• _DOCUMENT TEXT_
-- START --

On January 18, HPCC Systems hosted the latest edition of The Download: Tech Talks. This series of workshops is specifically designed for the community by the community with the goal to share knowledge, spark innovation, and further build and link the relationships within our HPCC Systems community.
Links to resources mentioned in Tech Talk 10:
Episode Guest Speakers and Subjects:
Chris Gropp, PhD Candidate, Clemson University
Chris Gropp is a PhD candidate at Clemson University. His research interests include machine learning, high performance computing, and data analysis. Chris is currently working on refining topic modeling approaches to text analysis, both by improving the algorithms themselves and by developing new methods to analyze output. He is also working with a number of other researchers to apply existing tools to new domains.
Rodrigo Pastrana, Software Architect, LexisNexis Risk Solutions
Rodrigo is an Architect with the HPCC systems supercomputer focusing in platform integration and plug-in development. He has been a member of the HPCC core technology team for over five years and a member of the LexisNexis team for seven. Rodrigo is the principle developer of
WsSQL, the HPCC JDBC connector, the HPCC Java APIs library and tools, and the Dynamic ESDL component. He has more than fifteen years of experience in design, research and development of state of the art technology including IBM’s embedded text-to-speech and voice recognition products, Eclipse’s device development environment. Rodrigo holds an MS and BS in Computer Engineering from the University of Florida and during his professional career has filed more than ten patent disclosures through the USPTO.
Richard Taylor, Chief Trainer, HPCC Systems, LexisNexis® Risk Solutions
Richard Taylor has worked with the HPCC Systems technology platform and the ECL programming language for over 15 years. He is the original author of the ECL documentation, developer, and designer of the HPCC Systems Training Courses, and is the Chief Instructor for all classroom and remote based training.
Key Discussion Topics:
1:12 – Flavio Villanustre provides community updates:
HPCC Systems Platform updates
• 6.4.6-1 is the latest gold version
• 6.4.8 RC2 available now
Reminder: 2018 Summer Internship Proposal Period Open
• Interested candidates can submit proposals from the Ideas List
• Visit the Student Wiki for more details
• Deadline to submit is April 6, 2018
• Don’t delay as some proposals may get accepted earlier
• Program runs late May through mid-August
2018 HPCC Systems Summit Community Day
• October in Atlanta
• Pre-event workshop, Poster Competition, Public Admission & Sponsorship packages – All returning this year!

-- END --

• _ENTRIES_
-- START --

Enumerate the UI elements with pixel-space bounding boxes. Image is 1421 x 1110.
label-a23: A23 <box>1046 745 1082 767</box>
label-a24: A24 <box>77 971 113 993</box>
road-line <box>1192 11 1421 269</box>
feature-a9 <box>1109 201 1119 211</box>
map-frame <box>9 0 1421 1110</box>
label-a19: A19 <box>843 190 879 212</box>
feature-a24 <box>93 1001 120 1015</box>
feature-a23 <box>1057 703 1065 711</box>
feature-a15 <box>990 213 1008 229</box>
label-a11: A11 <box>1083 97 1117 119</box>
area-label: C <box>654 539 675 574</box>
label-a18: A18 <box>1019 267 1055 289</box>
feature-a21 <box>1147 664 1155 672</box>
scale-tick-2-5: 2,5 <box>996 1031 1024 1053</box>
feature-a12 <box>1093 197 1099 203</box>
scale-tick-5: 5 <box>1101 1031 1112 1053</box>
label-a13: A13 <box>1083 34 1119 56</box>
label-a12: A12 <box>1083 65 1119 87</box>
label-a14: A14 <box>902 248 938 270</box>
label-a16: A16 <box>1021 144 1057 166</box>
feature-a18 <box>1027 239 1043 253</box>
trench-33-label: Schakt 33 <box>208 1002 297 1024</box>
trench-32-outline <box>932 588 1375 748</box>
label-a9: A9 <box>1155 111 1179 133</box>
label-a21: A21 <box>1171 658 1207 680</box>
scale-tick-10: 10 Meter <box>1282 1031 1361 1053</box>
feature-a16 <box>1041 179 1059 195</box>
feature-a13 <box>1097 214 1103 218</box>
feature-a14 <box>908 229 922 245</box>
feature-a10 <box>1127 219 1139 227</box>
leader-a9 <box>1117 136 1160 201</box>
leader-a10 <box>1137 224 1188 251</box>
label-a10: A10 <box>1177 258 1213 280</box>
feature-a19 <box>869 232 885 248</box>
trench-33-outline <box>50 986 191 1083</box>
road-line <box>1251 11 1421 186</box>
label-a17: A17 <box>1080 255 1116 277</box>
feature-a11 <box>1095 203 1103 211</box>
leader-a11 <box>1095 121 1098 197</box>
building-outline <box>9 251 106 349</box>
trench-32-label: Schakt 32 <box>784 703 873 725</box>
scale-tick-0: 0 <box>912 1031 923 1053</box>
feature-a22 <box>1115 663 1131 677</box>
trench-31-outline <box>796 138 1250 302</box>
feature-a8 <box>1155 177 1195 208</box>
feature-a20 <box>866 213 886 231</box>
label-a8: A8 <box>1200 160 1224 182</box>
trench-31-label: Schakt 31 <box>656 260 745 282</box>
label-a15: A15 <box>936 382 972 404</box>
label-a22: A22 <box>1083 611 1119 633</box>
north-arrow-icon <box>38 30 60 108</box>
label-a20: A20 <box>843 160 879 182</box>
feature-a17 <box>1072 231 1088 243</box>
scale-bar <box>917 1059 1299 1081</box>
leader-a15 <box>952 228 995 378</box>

-- END --

• _AIM OF THE TASK_
Reproduce the stretch of the Tech Talk text from "Rodrigo Pastrana, Software" through "through the USPTO.", word for word.

• _EXERCISE ANSWER_
Rodrigo Pastrana, Software Architect, LexisNexis Risk Solutions
Rodrigo is an Architect with the HPCC systems supercomputer focusing in platform integration and plug-in development. He has been a member of the HPCC core technology team for over five years and a member of the LexisNexis team for seven. Rodrigo is the principle developer of
WsSQL, the HPCC JDBC connector, the HPCC Java APIs library and tools, and the Dynamic ESDL component. He has more than fifteen years of experience in design, research and development of state of the art technology including IBM’s embedded text-to-speech and voice recognition products, Eclipse’s device development environment. Rodrigo holds an MS and BS in Computer Engineering from the University of Florida and during his professional career has filed more than ten patent disclosures through the USPTO.